Task prompt>
Quote every line below exactly as it reads.

Excerpted data>

○ ○ ○ ○ ○ ○ ○

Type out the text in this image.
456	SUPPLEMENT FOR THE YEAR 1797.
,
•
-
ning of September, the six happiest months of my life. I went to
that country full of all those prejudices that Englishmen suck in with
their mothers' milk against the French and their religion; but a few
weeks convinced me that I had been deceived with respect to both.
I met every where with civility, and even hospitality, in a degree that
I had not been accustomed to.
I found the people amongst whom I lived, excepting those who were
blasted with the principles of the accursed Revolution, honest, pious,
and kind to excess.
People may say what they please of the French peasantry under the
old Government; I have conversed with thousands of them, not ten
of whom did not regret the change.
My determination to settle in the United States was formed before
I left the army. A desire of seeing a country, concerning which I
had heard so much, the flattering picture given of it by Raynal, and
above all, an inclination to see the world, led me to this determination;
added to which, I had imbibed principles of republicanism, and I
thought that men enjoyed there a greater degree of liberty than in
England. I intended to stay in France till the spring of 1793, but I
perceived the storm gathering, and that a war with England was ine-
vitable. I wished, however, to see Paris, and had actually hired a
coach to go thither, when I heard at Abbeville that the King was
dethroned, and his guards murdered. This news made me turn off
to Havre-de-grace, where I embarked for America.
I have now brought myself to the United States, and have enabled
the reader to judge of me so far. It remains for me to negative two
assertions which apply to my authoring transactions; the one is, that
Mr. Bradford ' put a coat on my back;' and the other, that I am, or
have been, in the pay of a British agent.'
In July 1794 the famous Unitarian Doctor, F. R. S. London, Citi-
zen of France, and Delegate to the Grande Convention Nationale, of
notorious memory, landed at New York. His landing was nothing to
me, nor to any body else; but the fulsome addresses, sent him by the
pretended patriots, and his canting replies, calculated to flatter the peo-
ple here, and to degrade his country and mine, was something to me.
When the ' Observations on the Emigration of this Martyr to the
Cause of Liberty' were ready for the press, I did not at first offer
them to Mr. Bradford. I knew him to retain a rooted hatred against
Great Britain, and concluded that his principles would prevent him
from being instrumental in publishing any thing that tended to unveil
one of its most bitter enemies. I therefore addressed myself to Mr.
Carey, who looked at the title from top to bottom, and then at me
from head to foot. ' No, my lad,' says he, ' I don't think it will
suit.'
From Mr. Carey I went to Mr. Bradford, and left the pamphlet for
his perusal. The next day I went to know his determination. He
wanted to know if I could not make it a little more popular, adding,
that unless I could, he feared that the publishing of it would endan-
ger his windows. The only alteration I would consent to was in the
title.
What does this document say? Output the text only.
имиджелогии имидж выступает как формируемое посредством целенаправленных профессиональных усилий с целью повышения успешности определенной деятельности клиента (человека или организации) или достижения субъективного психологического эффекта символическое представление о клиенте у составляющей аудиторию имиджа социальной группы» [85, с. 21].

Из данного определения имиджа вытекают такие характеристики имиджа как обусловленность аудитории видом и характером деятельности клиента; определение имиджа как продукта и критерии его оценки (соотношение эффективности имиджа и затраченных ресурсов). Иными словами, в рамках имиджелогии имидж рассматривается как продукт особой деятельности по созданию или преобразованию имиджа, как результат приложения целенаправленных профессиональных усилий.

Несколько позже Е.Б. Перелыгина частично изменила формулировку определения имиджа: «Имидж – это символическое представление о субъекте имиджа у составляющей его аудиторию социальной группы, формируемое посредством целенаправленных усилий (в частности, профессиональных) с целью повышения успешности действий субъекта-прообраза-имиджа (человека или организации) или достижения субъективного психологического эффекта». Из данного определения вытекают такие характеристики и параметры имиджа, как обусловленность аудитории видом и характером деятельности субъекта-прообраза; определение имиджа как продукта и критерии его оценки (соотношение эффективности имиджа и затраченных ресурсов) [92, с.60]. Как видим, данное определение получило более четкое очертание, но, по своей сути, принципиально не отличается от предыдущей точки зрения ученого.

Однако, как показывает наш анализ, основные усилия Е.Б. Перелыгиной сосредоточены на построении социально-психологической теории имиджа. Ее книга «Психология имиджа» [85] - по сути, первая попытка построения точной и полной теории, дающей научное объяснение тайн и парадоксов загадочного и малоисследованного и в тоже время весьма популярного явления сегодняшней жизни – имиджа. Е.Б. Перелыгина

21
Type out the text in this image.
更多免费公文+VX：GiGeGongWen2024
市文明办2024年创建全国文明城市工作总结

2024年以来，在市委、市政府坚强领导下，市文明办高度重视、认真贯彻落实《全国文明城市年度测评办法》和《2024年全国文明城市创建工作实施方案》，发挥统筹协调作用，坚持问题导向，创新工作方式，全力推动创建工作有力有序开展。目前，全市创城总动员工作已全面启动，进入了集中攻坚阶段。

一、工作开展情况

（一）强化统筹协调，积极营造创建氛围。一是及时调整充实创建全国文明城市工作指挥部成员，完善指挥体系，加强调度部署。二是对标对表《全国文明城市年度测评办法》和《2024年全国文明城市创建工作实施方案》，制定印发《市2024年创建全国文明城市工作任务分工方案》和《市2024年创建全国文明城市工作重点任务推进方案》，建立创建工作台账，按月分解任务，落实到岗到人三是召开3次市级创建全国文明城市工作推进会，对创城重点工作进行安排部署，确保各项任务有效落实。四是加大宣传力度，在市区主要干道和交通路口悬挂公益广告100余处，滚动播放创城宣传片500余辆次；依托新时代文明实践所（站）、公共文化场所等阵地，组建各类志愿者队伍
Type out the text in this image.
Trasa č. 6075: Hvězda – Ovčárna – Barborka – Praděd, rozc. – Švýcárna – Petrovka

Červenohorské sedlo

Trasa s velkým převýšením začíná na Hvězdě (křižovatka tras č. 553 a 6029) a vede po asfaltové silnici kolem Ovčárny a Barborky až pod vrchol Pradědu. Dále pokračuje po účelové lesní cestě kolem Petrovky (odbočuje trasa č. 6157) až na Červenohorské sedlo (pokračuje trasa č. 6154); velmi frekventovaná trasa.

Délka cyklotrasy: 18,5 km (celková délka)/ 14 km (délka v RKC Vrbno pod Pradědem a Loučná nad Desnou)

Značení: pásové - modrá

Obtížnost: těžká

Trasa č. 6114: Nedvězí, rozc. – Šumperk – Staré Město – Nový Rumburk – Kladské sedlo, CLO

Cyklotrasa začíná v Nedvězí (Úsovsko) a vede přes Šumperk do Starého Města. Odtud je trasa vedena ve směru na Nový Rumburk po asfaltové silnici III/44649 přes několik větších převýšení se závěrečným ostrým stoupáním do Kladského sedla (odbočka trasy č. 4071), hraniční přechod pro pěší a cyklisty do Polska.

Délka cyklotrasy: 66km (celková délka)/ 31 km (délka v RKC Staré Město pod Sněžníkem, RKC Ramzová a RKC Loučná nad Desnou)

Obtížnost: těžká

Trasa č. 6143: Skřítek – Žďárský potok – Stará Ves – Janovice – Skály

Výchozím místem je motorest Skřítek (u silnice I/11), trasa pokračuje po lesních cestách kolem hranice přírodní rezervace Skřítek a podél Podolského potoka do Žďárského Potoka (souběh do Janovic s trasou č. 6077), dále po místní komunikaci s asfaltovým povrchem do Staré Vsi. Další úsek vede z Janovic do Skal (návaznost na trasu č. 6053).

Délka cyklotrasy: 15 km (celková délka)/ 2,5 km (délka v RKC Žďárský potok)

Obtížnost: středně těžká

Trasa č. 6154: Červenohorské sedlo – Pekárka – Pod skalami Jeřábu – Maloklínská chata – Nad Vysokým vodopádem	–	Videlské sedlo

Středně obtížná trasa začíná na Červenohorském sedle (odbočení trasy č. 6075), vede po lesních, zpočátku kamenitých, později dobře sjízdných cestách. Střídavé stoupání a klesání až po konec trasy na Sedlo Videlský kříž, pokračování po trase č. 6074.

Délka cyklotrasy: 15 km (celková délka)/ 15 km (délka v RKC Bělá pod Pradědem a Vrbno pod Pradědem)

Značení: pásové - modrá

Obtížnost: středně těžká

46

○ ○ ○ ○ ○ ○ ○

Exercise solution>
Type out the text in this image.
456	SUPPLEMENT FOR THE YEAR 1797.
,
•
-
ning of September, the six happiest months of my life. I went to
that country full of all those prejudices that Englishmen suck in with
their mothers' milk against the French and their religion; but a few
weeks convinced me that I had been deceived with respect to both.
I met every where with civility, and even hospitality, in a degree that
I had not been accustomed to.
I found the people amongst whom I lived, excepting those who were
blasted with the principles of the accursed Revolution, honest, pious,
and kind to excess.
People may say what they please of the French peasantry under the
old Government; I have conversed with thousands of them, not ten
of whom did not regret the change.
My determination to settle in the United States was formed before
I left the army. A desire of seeing a country, concerning which I
had heard so much, the flattering picture given of it by Raynal, and
above all, an inclination to see the world, led me to this determination;
added to which, I had imbibed principles of republicanism, and I
thought that men enjoyed there a greater degree of liberty than in
England. I intended to stay in France till the spring of 1793, but I
perceived the storm gathering, and that a war with England was ine-
vitable. I wished, however, to see Paris, and had actually hired a
coach to go thither, when I heard at Abbeville that the King was
dethroned, and his guards murdered. This news made me turn off
to Havre-de-grace, where I embarked for America.
I have now brought myself to the United States, and have enabled
the reader to judge of me so far. It remains for me to negative two
assertions which apply to my authoring transactions; the one is, that
Mr. Bradford ' put a coat on my back;' and the other, that I am, or
have been, in the pay of a British agent.'
In July 1794 the famous Unitarian Doctor, F. R. S. London, Citi-
zen of France, and Delegate to the Grande Convention Nationale, of
notorious memory, landed at New York. His landing was nothing to
me, nor to any body else; but the fulsome addresses, sent him by the
pretended patriots, and his canting replies, calculated to flatter the peo-
ple here, and to degrade his country and mine, was something to me.
When the ' Observations on the Emigration of this Martyr to the
Cause of Liberty' were ready for the press, I did not at first offer
them to Mr. Bradford. I knew him to retain a rooted hatred against
Great Britain, and concluded that his principles would prevent him
from being instrumental in publishing any thing that tended to unveil
one of its most bitter enemies. I therefore addressed myself to Mr.
Carey, who looked at the title from top to bottom, and then at me
from head to foot. ' No, my lad,' says he, ' I don't think it will
suit.'
From Mr. Carey I went to Mr. Bradford, and left the pamphlet for
his perusal. The next day I went to know his determination. He
wanted to know if I could not make it a little more popular, adding,
that unless I could, he feared that the publishing of it would endan-
ger his windows. The only alteration I would consent to was in the
title.
What does this document say? Output the text only.
имиджелогии имидж выступает как формируемое посредством целенаправленных профессиональных усилий с целью повышения успешности определенной деятельности клиента (человека или организации) или достижения субъективного психологического эффекта символическое представление о клиенте у составляющей аудиторию имиджа социальной группы» [85, с. 21].

Из данного определения имиджа вытекают такие характеристики имиджа как обусловленность аудитории видом и характером деятельности клиента; определение имиджа как продукта и критерии его оценки (соотношение эффективности имиджа и затраченных ресурсов). Иными словами, в рамках имиджелогии имидж рассматривается как продукт особой деятельности по созданию или преобразованию имиджа, как результат приложения целенаправленных профессиональных усилий.

Несколько позже Е.Б. Перелыгина частично изменила формулировку определения имиджа: «Имидж – это символическое представление о субъекте имиджа у составляющей его аудиторию социальной группы, формируемое посредством целенаправленных усилий (в частности, профессиональных) с целью повышения успешности действий субъекта-прообраза-имиджа (человека или организации) или достижения субъективного психологического эффекта». Из данного определения вытекают такие характеристики и параметры имиджа, как обусловленность аудитории видом и характером деятельности субъекта-прообраза; определение имиджа как продукта и критерии его оценки (соотношение эффективности имиджа и затраченных ресурсов) [92, с.60]. Как видим, данное определение получило более четкое очертание, но, по своей сути, принципиально не отличается от предыдущей точки зрения ученого.

Однако, как показывает наш анализ, основные усилия Е.Б. Перелыгиной сосредоточены на построении социально-психологической теории имиджа. Ее книга «Психология имиджа» [85] - по сути, первая попытка построения точной и полной теории, дающей научное объяснение тайн и парадоксов загадочного и малоисследованного и в тоже время весьма популярного явления сегодняшней жизни – имиджа. Е.Б. Перелыгина

21
Type out the text in this image.
更多免费公文+VX：GiGeGongWen2024
市文明办2024年创建全国文明城市工作总结

2024年以来，在市委、市政府坚强领导下，市文明办高度重视、认真贯彻落实《全国文明城市年度测评办法》和《2024年全国文明城市创建工作实施方案》，发挥统筹协调作用，坚持问题导向，创新工作方式，全力推动创建工作有力有序开展。目前，全市创城总动员工作已全面启动，进入了集中攻坚阶段。

一、工作开展情况

（一）强化统筹协调，积极营造创建氛围。一是及时调整充实创建全国文明城市工作指挥部成员，完善指挥体系，加强调度部署。二是对标对表《全国文明城市年度测评办法》和《2024年全国文明城市创建工作实施方案》，制定印发《市2024年创建全国文明城市工作任务分工方案》和《市2024年创建全国文明城市工作重点任务推进方案》，建立创建工作台账，按月分解任务，落实到岗到人三是召开3次市级创建全国文明城市工作推进会，对创城重点工作进行安排部署，确保各项任务有效落实。四是加大宣传力度，在市区主要干道和交通路口悬挂公益广告100余处，滚动播放创城宣传片500余辆次；依托新时代文明实践所（站）、公共文化场所等阵地，组建各类志愿者队伍
Type out the text in this image.
Trasa č. 6075: Hvězda – Ovčárna – Barborka – Praděd, rozc. – Švýcárna – Petrovka

Červenohorské sedlo

Trasa s velkým převýšením začíná na Hvězdě (křižovatka tras č. 553 a 6029) a vede po asfaltové silnici kolem Ovčárny a Barborky až pod vrchol Pradědu. Dále pokračuje po účelové lesní cestě kolem Petrovky (odbočuje trasa č. 6157) až na Červenohorské sedlo (pokračuje trasa č. 6154); velmi frekventovaná trasa.

Délka cyklotrasy: 18,5 km (celková délka)/ 14 km (délka v RKC Vrbno pod Pradědem a Loučná nad Desnou)

Značení: pásové - modrá

Obtížnost: těžká

Trasa č. 6114: Nedvězí, rozc. – Šumperk – Staré Město – Nový Rumburk – Kladské sedlo, CLO

Cyklotrasa začíná v Nedvězí (Úsovsko) a vede přes Šumperk do Starého Města. Odtud je trasa vedena ve směru na Nový Rumburk po asfaltové silnici III/44649 přes několik větších převýšení se závěrečným ostrým stoupáním do Kladského sedla (odbočka trasy č. 4071), hraniční přechod pro pěší a cyklisty do Polska.

Délka cyklotrasy: 66km (celková délka)/ 31 km (délka v RKC Staré Město pod Sněžníkem, RKC Ramzová a RKC Loučná nad Desnou)

Obtížnost: těžká

Trasa č. 6143: Skřítek – Žďárský potok – Stará Ves – Janovice – Skály

Výchozím místem je motorest Skřítek (u silnice I/11), trasa pokračuje po lesních cestách kolem hranice přírodní rezervace Skřítek a podél Podolského potoka do Žďárského Potoka (souběh do Janovic s trasou č. 6077), dále po místní komunikaci s asfaltovým povrchem do Staré Vsi. Další úsek vede z Janovic do Skal (návaznost na trasu č. 6053).

Délka cyklotrasy: 15 km (celková délka)/ 2,5 km (délka v RKC Žďárský potok)

Obtížnost: středně těžká

Trasa č. 6154: Červenohorské sedlo – Pekárka – Pod skalami Jeřábu – Maloklínská chata – Nad Vysokým vodopádem	–	Videlské sedlo

Středně obtížná trasa začíná na Červenohorském sedle (odbočení trasy č. 6075), vede po lesních, zpočátku kamenitých, později dobře sjízdných cestách. Střídavé stoupání a klesání až po konec trasy na Sedlo Videlský kříž, pokračování po trase č. 6074.

Délka cyklotrasy: 15 km (celková délka)/ 15 km (délka v RKC Bělá pod Pradědem a Vrbno pod Pradědem)

Značení: pásové - modrá

Obtížnost: středně těžká

46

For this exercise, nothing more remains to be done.